Dataset rows about figures:
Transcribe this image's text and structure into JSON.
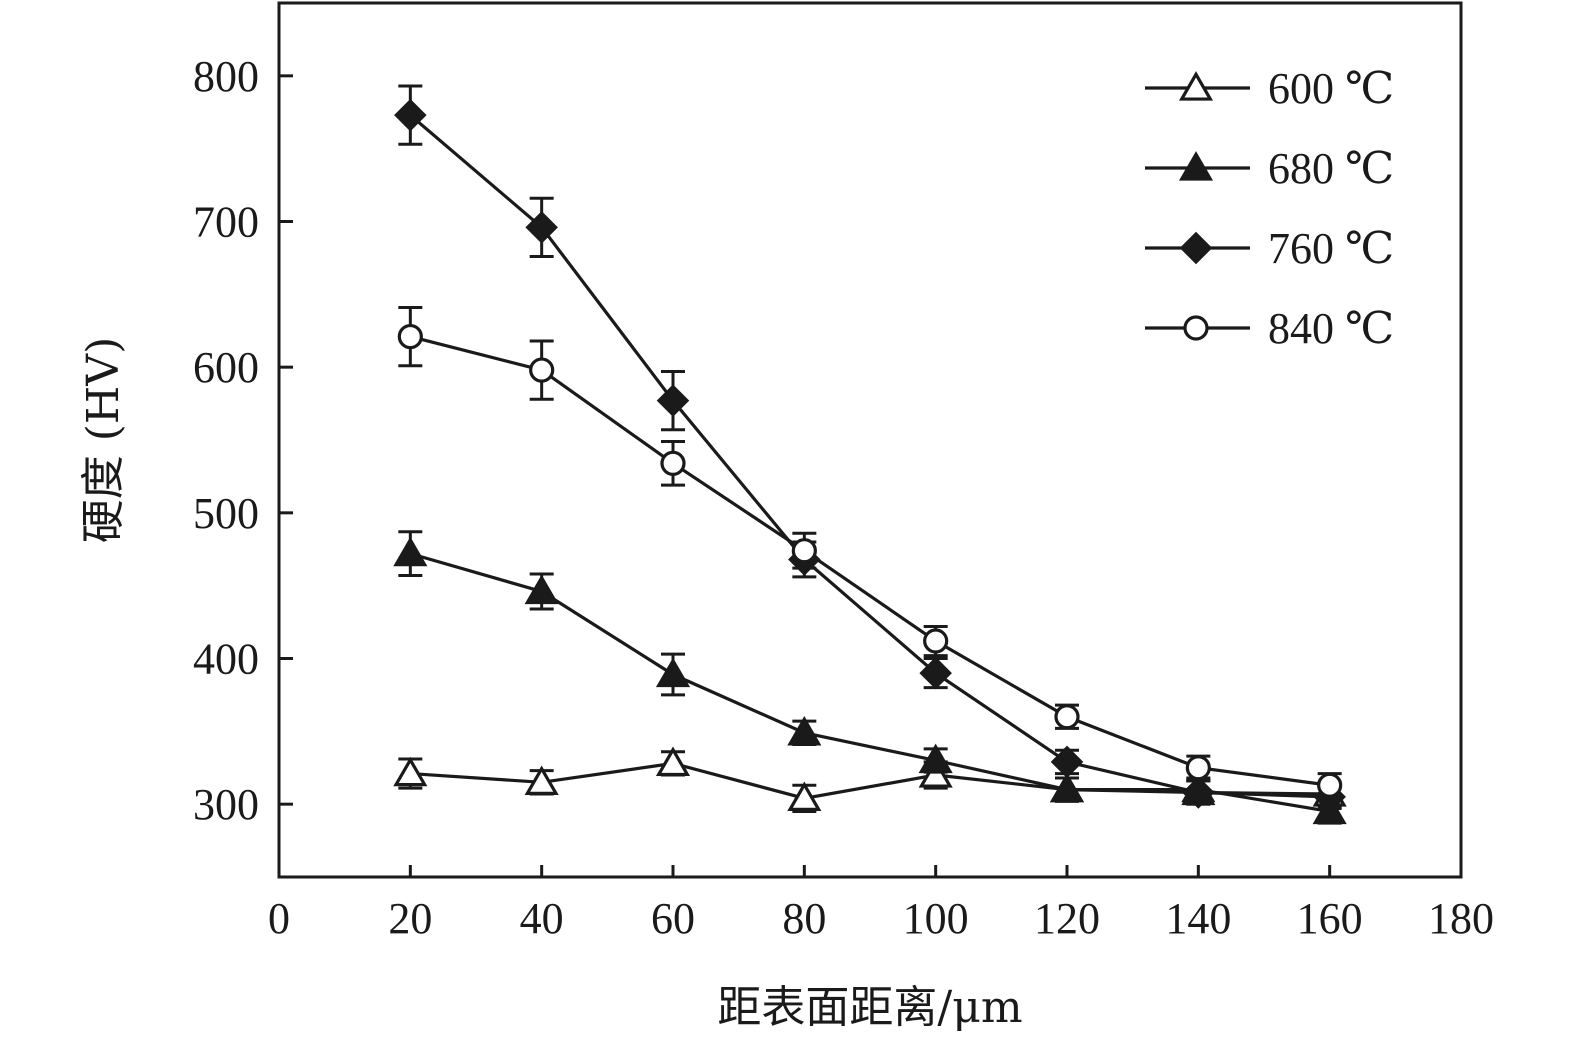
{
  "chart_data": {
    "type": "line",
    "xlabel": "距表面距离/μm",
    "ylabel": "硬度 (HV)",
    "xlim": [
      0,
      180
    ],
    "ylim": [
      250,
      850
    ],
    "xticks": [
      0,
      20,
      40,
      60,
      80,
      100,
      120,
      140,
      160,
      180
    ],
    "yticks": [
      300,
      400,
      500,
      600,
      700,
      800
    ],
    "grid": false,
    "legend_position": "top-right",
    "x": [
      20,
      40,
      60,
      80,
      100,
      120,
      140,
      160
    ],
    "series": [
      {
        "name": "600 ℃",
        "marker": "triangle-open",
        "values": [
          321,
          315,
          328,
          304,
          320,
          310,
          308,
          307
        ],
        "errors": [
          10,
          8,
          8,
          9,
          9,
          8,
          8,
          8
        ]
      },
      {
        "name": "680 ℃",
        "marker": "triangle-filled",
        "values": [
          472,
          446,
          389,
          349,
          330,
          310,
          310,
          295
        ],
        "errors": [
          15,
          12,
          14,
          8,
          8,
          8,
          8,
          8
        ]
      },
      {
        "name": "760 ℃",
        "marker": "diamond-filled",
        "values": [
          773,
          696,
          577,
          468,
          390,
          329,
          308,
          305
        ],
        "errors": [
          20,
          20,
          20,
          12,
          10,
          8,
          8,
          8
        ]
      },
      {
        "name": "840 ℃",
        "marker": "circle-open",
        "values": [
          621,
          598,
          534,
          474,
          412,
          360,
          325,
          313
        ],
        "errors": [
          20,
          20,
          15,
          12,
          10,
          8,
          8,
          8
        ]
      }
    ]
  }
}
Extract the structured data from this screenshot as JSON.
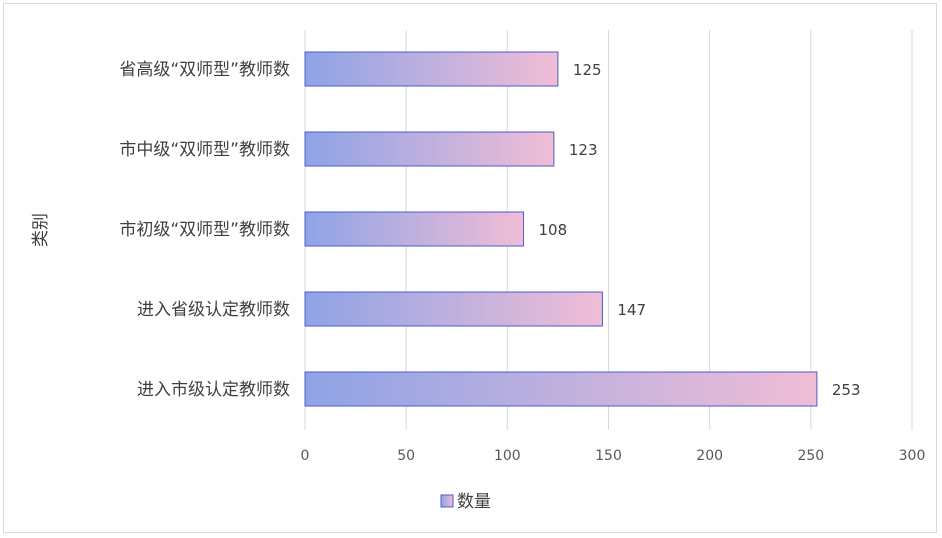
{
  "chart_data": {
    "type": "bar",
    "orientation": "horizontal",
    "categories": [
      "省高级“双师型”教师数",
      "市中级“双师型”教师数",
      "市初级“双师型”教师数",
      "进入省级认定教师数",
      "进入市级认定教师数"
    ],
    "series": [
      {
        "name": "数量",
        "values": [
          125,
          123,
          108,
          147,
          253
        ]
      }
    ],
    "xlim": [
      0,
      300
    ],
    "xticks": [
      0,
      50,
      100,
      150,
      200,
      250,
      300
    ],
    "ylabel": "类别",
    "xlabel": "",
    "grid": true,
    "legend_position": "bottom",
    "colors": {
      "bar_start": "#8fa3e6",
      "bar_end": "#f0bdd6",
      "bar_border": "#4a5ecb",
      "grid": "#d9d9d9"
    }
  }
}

### AIM OF THE EXERCISE
Copy out the entries verbatim and leave the images out.

### RESULT
Transcribe this image's text and structure into JSON.
{
  "chart_data": {
    "type": "line",
    "xlabel": "距表面距离/μm",
    "ylabel": "硬度 (HV)",
    "xlim": [
      0,
      180
    ],
    "ylim": [
      250,
      850
    ],
    "xticks": [
      0,
      20,
      40,
      60,
      80,
      100,
      120,
      140,
      160,
      180
    ],
    "yticks": [
      300,
      400,
      500,
      600,
      700,
      800
    ],
    "grid": false,
    "legend_position": "top-right",
    "x": [
      20,
      40,
      60,
      80,
      100,
      120,
      140,
      160
    ],
    "series": [
      {
        "name": "600 ℃",
        "marker": "triangle-open",
        "values": [
          321,
          315,
          328,
          304,
          320,
          310,
          308,
          307
        ],
        "errors": [
          10,
          8,
          8,
          9,
          9,
          8,
          8,
          8
        ]
      },
      {
        "name": "680 ℃",
        "marker": "triangle-filled",
        "values": [
          472,
          446,
          389,
          349,
          330,
          310,
          310,
          295
        ],
        "errors": [
          15,
          12,
          14,
          8,
          8,
          8,
          8,
          8
        ]
      },
      {
        "name": "760 ℃",
        "marker": "diamond-filled",
        "values": [
          773,
          696,
          577,
          468,
          390,
          329,
          308,
          305
        ],
        "errors": [
          20,
          20,
          20,
          12,
          10,
          8,
          8,
          8
        ]
      },
      {
        "name": "840 ℃",
        "marker": "circle-open",
        "values": [
          621,
          598,
          534,
          474,
          412,
          360,
          325,
          313
        ],
        "errors": [
          20,
          20,
          15,
          12,
          10,
          8,
          8,
          8
        ]
      }
    ]
  }
}
Extract the structured data from this screenshot as JSON.
{
  "chart_data": {
    "type": "bar",
    "orientation": "horizontal",
    "categories": [
      "省高级“双师型”教师数",
      "市中级“双师型”教师数",
      "市初级“双师型”教师数",
      "进入省级认定教师数",
      "进入市级认定教师数"
    ],
    "series": [
      {
        "name": "数量",
        "values": [
          125,
          123,
          108,
          147,
          253
        ]
      }
    ],
    "xlim": [
      0,
      300
    ],
    "xticks": [
      0,
      50,
      100,
      150,
      200,
      250,
      300
    ],
    "ylabel": "类别",
    "xlabel": "",
    "grid": true,
    "legend_position": "bottom",
    "colors": {
      "bar_start": "#8fa3e6",
      "bar_end": "#f0bdd6",
      "bar_border": "#4a5ecb",
      "grid": "#d9d9d9"
    }
  }
}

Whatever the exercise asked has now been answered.